• [PAGE]:
Whats the worse that can happen, you go fishing and catch nothing? Atleast you went fishing, remember there is no money back promises for catching fish.


----------



## steve grossman (Feb 1, 2008)

A thought---I do not rely on Most tackle shops for fishing reports, Why? My personal beliefs of fishing over 40 years is that Most shops want to sell you bait, and will tell you what you want to hear. Sounds like a bullshit salesman. Whoops, I forgot I am one of those.

However, as a consumer I believe for the haqrd earned money, I make, I should not be ripped off with crappy bait, overpriced rods, reels accessories etc. I chose a LONG time ago NOT to spend my money at the above store in question. There are other places to purchase what I need. NO, not every store is perfect, and either am I or others. But I have a choice, and made that choice a long time ago

For those of you who think Anglers is the place to purchase your hunting and angling stuff, then do it. I DONT. Just a thought..

Steve


----------



## zam (Jun 16, 2004)

I've caught croaker around this time of year in that area in the past, its not unusual at all. usually the bigger ones come in first and are gone by june/ july, then the smaller ones move in. being there at the right time is important


----------



## stonemason (Aug 4, 2006)

anglers prices are not out fo this world for tackle...they sell it at no more than msrp..which a sponsor of this board basically sells it at aswell unless it's on sale or special....

sure, bait is more money and less quality, their location and hours are convinient.


----------



## jlentz (Sep 11, 2005)

stupidjet said:


> anglers prices are not out fo this world for tackle...they sell it at no more than msrp..which a sponsor of this board basically sells it at aswell unless it's on sale or special....
> 
> sure, bait is more money and less quality, their location and hours are convinient.


I agree 100% with you Stupijet. It is amazing to me that they are still in business with all the larger retailers and online shops around. I would bet a lot of people complaining about Anglers are buying their tackle from BPS, Wal-mart etc. I will continue to buy from Anglers. I would hate to see a store such as Anglers go out of business as I have seen happen to many smaller bait and tackle stores. When you lose a bait and tackle store you loose a lot of good available knowledge. 

John


----------



## BAYFISHER (Jul 6, 2001)

*Trust Me For Now*

I have seen only ONE croaker caught a week ago, and have been back enough to see what is being caught most days.


----------



## saltandsand (Nov 29, 2007)

Instead of calling a bait shop and asking about the bite, give a call to your local politician and you'll be sure to get a quality report.

Really guys, why bash a place. If you don't like the place then don't go there. There's plenty of places where I fish and wished there was a local bait shop that was convenient. 

Sure there's places that have very good bait, most of them take time, energy and gas to get to. Sometimes it's worth the extra effort other times just go fishing.


----------



## Shooter (Nov 14, 2004)

I think most folks have gotten the point so ain't it time to let this dead horse rest?


----------



## dumbbass (Apr 12, 2008)

I like Anglers I hope they stay open for a 100 more years!!!!..........that just might mean that we are still catching fish in the bay:fishing:


----------



## EugeneChoe (Aug 11, 2006)

i havent seen many but since 2 weeks ago i saw 5, another 3 and another 1 puppy drum of a croaker. theres a pic of ntkg holdin it. just cuz you dont hear or see it, dont mean they aint there or it hasnt happened. anyways, i agree where they at?

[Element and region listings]
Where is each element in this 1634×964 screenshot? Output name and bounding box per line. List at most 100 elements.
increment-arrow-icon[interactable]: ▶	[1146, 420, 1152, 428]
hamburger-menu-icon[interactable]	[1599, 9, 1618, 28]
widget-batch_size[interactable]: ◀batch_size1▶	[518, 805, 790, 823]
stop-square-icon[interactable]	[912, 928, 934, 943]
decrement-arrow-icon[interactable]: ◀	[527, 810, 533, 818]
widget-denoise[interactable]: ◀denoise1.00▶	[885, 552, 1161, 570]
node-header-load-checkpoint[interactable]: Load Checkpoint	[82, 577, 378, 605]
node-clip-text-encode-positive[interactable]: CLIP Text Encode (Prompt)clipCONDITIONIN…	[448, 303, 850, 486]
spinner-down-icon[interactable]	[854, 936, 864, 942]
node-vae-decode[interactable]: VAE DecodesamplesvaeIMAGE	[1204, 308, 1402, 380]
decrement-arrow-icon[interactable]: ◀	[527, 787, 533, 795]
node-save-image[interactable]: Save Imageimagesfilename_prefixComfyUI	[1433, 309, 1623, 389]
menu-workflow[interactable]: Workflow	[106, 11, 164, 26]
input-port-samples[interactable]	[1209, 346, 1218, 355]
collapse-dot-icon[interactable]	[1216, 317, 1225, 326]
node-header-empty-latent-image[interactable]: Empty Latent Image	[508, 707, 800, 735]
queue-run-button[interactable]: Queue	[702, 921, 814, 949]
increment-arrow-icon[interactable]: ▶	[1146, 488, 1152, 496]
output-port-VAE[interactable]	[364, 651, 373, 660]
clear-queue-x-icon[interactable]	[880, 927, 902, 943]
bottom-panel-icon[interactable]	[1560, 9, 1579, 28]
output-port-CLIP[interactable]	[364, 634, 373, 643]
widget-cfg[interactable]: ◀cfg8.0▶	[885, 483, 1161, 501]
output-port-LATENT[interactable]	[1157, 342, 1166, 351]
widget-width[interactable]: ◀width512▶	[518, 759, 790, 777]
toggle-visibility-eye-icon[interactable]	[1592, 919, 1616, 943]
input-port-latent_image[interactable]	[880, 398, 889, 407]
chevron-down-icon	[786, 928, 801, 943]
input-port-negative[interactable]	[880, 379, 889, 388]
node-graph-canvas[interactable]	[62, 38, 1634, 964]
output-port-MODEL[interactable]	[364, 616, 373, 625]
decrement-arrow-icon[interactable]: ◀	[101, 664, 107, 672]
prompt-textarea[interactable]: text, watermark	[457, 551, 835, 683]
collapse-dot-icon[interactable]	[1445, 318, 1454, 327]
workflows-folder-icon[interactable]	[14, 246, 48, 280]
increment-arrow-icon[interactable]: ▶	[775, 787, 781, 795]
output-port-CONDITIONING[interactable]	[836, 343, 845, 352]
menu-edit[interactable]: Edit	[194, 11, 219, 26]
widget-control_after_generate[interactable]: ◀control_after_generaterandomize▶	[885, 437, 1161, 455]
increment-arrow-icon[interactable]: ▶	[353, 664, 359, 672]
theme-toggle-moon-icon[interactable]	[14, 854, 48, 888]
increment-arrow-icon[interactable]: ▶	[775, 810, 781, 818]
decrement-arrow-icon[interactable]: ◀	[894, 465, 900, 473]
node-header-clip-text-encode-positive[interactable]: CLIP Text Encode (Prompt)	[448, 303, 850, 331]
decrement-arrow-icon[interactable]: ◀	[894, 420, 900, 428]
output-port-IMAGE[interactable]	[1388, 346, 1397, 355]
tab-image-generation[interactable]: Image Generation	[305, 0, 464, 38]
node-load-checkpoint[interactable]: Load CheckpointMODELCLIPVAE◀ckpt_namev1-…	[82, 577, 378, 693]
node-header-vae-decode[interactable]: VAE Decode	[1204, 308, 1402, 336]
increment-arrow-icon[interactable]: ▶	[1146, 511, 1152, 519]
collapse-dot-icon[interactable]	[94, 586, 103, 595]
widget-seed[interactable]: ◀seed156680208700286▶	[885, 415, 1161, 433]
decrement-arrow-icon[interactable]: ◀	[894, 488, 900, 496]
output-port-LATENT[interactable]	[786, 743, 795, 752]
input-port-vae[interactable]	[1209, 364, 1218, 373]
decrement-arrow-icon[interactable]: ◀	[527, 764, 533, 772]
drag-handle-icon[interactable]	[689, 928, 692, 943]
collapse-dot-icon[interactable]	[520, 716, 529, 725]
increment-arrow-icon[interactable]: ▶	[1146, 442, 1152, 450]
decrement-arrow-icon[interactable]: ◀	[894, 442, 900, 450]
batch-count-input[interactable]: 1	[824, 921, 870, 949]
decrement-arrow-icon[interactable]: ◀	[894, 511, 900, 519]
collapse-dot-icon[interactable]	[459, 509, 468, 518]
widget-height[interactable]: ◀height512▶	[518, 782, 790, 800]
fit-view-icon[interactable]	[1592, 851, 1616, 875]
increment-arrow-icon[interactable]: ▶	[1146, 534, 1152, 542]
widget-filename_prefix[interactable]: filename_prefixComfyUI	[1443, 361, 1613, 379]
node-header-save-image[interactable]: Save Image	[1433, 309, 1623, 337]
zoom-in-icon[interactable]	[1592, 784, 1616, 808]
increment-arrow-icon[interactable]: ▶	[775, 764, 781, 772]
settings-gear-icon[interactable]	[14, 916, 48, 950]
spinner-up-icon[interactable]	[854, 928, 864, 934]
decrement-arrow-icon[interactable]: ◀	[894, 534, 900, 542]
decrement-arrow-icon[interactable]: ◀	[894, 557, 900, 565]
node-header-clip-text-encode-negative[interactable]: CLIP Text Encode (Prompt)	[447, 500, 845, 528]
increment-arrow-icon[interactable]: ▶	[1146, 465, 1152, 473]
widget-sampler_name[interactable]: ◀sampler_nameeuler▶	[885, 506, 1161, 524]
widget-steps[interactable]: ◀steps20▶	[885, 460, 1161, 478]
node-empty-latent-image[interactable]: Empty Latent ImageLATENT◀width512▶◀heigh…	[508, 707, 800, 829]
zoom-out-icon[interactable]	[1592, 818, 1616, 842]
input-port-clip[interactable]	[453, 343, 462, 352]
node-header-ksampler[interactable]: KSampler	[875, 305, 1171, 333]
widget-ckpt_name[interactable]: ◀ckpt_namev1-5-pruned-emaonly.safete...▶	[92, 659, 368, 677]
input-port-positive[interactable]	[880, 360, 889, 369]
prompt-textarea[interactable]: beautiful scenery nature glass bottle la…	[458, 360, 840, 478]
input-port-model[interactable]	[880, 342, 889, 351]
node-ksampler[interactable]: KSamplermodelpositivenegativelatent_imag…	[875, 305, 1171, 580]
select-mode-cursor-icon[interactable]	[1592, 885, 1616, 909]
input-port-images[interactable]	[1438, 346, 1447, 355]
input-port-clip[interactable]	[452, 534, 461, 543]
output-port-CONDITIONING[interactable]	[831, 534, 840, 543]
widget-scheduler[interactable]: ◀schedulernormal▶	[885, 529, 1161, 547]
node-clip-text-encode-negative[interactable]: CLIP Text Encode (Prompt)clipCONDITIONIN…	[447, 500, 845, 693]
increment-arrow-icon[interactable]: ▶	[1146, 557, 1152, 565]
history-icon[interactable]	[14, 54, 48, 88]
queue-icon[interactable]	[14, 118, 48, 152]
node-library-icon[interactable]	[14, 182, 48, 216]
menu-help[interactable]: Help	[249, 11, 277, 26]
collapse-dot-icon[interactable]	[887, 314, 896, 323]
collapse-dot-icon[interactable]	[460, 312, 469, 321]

• [REQUIREMENTS]: Condense the paragraph in the forum thread that begins "I agree 100% with you Stupijet" into a short bulleted list, keeping its main points.

• [RESULT FOR THIS EXERCISE]:
- Fully agrees with stupidjet.
- Finds it amazing that Anglers is still in business with so many larger retailers and online shops around.
- Bets that many people who complain about Anglers buy their tackle from BPS, Wal-mart and similar stores.
- Will keep buying from Anglers.
- Would hate to see Anglers close, as many smaller bait and tackle stores have.
- Losing a bait and tackle store means losing a lot of good available knowledge.